* START Data records *

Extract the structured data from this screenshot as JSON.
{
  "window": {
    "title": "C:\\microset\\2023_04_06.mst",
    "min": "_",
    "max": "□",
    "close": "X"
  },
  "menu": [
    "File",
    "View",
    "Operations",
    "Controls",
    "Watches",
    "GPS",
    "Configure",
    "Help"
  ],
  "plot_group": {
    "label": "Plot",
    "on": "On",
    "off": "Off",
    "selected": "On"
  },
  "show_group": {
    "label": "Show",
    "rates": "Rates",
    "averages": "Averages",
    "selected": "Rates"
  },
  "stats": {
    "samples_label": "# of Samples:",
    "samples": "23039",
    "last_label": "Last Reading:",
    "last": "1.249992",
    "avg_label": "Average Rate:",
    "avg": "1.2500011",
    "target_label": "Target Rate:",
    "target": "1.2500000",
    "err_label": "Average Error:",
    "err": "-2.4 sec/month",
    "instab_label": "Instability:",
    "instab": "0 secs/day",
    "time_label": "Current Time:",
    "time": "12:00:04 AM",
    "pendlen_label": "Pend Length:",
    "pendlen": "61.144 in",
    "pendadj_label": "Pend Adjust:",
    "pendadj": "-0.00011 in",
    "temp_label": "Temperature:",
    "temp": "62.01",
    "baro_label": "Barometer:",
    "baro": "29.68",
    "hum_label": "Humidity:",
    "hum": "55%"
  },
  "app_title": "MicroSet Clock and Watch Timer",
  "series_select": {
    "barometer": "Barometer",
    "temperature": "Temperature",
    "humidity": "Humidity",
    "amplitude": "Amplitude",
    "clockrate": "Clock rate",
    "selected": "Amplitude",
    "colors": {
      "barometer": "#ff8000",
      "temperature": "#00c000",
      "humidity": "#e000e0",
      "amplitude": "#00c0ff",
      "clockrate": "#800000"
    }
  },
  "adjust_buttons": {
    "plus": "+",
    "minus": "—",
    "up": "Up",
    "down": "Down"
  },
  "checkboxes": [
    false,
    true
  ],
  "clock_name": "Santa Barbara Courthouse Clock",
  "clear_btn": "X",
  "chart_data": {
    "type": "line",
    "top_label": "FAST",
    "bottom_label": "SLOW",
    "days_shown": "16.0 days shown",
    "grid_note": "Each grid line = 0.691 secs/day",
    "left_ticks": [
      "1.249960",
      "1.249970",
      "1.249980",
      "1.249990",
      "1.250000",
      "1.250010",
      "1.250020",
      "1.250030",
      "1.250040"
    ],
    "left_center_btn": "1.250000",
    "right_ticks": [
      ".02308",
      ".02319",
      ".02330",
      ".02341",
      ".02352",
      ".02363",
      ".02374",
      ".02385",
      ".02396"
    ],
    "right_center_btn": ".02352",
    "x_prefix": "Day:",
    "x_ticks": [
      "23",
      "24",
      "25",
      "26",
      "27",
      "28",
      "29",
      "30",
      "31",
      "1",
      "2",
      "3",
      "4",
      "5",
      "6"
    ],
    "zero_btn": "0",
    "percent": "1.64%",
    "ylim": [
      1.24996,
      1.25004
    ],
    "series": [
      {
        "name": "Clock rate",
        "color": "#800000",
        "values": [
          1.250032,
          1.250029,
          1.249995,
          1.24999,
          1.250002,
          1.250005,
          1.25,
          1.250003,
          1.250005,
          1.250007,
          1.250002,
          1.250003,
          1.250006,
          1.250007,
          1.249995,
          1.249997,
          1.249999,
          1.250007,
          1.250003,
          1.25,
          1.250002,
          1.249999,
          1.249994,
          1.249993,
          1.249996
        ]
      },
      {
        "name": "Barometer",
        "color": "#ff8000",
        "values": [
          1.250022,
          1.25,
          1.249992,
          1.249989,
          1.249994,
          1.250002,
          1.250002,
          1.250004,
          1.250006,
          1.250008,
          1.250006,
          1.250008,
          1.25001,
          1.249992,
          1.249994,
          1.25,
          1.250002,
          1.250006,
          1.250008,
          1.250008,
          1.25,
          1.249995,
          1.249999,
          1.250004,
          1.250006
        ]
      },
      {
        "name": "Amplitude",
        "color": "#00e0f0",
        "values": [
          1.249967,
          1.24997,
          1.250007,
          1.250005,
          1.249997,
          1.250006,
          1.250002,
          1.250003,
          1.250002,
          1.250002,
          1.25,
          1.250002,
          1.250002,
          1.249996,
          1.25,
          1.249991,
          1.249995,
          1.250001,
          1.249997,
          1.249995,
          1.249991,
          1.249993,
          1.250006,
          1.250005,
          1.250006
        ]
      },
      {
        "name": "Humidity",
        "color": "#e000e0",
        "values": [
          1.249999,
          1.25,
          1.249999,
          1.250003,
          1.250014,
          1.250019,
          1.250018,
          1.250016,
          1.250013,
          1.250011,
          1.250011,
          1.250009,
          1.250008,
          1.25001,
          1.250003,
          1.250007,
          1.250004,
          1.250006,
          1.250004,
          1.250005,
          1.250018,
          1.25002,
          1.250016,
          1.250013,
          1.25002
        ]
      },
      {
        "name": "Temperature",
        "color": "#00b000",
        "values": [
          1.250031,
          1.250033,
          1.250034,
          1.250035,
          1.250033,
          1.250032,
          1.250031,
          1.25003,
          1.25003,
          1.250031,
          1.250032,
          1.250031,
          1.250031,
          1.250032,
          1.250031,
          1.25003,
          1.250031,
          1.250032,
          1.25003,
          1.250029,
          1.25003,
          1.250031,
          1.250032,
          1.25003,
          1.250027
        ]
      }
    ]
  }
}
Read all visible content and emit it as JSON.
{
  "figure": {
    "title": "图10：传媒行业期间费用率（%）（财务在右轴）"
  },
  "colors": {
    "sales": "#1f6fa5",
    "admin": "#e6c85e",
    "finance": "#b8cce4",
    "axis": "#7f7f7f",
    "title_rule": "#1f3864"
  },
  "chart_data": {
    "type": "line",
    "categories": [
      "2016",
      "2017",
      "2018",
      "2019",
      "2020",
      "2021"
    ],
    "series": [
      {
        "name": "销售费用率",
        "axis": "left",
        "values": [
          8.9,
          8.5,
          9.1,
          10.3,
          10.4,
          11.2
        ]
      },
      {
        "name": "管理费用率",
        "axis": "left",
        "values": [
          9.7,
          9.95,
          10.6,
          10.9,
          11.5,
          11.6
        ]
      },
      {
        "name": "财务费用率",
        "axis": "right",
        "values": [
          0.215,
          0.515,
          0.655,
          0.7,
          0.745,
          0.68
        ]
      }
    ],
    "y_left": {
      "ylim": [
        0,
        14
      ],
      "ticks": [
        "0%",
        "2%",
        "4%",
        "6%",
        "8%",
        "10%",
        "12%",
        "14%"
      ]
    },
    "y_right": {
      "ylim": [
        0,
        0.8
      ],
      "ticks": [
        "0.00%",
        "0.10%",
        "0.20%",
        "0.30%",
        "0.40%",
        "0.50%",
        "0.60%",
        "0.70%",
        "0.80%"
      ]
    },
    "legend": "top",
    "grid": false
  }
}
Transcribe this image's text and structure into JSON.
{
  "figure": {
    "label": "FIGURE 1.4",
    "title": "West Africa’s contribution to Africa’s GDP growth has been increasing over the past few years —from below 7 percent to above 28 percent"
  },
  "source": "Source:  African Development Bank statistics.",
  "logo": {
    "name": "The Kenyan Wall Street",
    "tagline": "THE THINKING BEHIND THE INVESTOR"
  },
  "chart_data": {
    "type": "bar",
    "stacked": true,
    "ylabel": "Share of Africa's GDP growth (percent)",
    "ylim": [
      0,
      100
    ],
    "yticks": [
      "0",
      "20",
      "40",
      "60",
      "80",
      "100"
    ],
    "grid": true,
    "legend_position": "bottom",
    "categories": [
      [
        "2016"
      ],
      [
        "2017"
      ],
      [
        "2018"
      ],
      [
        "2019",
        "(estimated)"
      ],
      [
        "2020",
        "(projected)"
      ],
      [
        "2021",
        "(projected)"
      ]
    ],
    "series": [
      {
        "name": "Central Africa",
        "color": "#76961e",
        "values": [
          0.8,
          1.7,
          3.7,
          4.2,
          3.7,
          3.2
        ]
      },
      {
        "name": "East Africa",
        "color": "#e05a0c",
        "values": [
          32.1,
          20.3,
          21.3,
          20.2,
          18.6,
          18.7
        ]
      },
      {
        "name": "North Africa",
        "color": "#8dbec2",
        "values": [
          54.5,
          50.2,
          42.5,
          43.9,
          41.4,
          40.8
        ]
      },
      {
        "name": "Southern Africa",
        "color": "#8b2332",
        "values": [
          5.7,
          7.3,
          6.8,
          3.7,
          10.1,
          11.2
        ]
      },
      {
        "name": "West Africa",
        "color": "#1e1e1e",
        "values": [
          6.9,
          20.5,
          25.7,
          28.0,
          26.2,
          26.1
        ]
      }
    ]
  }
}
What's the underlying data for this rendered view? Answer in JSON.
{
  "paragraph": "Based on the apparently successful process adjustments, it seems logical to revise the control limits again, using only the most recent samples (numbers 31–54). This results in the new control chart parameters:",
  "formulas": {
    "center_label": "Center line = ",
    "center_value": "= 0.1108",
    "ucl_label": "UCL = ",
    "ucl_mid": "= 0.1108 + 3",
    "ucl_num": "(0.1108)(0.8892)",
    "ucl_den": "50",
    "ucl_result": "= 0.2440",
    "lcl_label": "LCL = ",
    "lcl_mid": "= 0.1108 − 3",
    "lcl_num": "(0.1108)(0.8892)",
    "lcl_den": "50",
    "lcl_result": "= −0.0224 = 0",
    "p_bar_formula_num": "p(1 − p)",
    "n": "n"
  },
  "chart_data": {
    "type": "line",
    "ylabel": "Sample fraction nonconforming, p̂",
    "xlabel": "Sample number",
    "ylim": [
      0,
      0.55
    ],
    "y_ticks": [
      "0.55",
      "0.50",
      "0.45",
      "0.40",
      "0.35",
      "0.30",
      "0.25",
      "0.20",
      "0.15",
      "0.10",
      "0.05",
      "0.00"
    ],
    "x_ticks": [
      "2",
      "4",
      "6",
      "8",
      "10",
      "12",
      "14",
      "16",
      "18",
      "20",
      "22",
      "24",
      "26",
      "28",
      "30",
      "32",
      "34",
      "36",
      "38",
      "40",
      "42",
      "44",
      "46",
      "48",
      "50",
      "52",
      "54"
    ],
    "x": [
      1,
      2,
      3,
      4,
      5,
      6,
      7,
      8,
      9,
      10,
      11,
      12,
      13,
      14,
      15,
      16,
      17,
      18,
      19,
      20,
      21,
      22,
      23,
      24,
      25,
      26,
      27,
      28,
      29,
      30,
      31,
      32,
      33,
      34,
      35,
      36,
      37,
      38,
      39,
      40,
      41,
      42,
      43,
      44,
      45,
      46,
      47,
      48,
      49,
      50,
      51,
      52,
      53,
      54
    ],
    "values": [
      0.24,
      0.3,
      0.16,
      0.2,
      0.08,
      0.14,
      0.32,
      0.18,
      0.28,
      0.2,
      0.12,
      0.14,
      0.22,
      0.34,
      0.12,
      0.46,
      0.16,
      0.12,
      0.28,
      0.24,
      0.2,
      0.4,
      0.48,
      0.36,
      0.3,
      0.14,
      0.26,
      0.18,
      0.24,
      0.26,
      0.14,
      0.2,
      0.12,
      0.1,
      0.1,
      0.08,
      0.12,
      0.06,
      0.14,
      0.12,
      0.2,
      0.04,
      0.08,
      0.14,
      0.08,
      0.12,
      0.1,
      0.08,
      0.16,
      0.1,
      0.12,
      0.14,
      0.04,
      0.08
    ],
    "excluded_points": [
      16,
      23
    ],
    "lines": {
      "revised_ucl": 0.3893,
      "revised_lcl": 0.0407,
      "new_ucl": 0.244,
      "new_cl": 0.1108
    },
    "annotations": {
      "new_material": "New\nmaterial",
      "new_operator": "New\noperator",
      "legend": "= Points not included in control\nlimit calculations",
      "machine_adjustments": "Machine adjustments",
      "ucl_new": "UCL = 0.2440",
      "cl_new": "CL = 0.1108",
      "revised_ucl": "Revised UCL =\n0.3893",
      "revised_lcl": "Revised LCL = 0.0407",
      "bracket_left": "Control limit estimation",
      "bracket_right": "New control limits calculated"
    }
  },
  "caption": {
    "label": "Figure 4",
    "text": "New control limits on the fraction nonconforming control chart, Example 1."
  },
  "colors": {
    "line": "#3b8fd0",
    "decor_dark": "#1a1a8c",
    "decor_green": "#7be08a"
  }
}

* END Data records *

Return the lines of the records that include the string "grid".

▶ _Solution to the exercise_:
    "grid_note": "Each grid line = 0.691 secs/day",
    "grid": false
    "grid": true,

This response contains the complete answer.